Make an exact copy of all the data.

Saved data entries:
===

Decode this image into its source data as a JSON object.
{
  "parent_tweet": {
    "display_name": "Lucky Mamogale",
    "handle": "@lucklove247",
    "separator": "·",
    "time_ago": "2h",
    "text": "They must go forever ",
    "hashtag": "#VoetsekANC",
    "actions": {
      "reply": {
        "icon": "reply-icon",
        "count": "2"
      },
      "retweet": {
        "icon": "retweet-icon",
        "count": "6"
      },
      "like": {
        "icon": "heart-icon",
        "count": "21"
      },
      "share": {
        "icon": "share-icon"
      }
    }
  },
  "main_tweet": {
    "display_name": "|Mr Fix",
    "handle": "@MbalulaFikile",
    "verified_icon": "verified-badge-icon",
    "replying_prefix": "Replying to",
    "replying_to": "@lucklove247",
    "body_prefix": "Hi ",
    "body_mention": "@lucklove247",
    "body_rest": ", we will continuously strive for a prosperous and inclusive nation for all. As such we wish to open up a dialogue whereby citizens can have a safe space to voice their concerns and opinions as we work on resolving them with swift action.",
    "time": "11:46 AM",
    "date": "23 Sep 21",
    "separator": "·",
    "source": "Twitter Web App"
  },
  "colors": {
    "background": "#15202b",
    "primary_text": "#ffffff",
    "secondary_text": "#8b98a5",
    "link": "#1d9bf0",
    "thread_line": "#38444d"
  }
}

===

§ Finished exercise
Decode this image into its source data as a JSON object.
{
  "parent_tweet": {
    "display_name": "Lucky Mamogale",
    "handle": "@lucklove247",
    "separator": "·",
    "time_ago": "2h",
    "text": "They must go forever ",
    "hashtag": "#VoetsekANC",
    "actions": {
      "reply": {
        "icon": "reply-icon",
        "count": "2"
      },
      "retweet": {
        "icon": "retweet-icon",
        "count": "6"
      },
      "like": {
        "icon": "heart-icon",
        "count": "21"
      },
      "share": {
        "icon": "share-icon"
      }
    }
  },
  "main_tweet": {
    "display_name": "|Mr Fix",
    "handle": "@MbalulaFikile",
    "verified_icon": "verified-badge-icon",
    "replying_prefix": "Replying to",
    "replying_to": "@lucklove247",
    "body_prefix": "Hi ",
    "body_mention": "@lucklove247",
    "body_rest": ", we will continuously strive for a prosperous and inclusive nation for all. As such we wish to open up a dialogue whereby citizens can have a safe space to voice their concerns and opinions as we work on resolving them with swift action.",
    "time": "11:46 AM",
    "date": "23 Sep 21",
    "separator": "·",
    "source": "Twitter Web App"
  },
  "colors": {
    "background": "#15202b",
    "primary_text": "#ffffff",
    "secondary_text": "#8b98a5",
    "link": "#1d9bf0",
    "thread_line": "#38444d"
  }
}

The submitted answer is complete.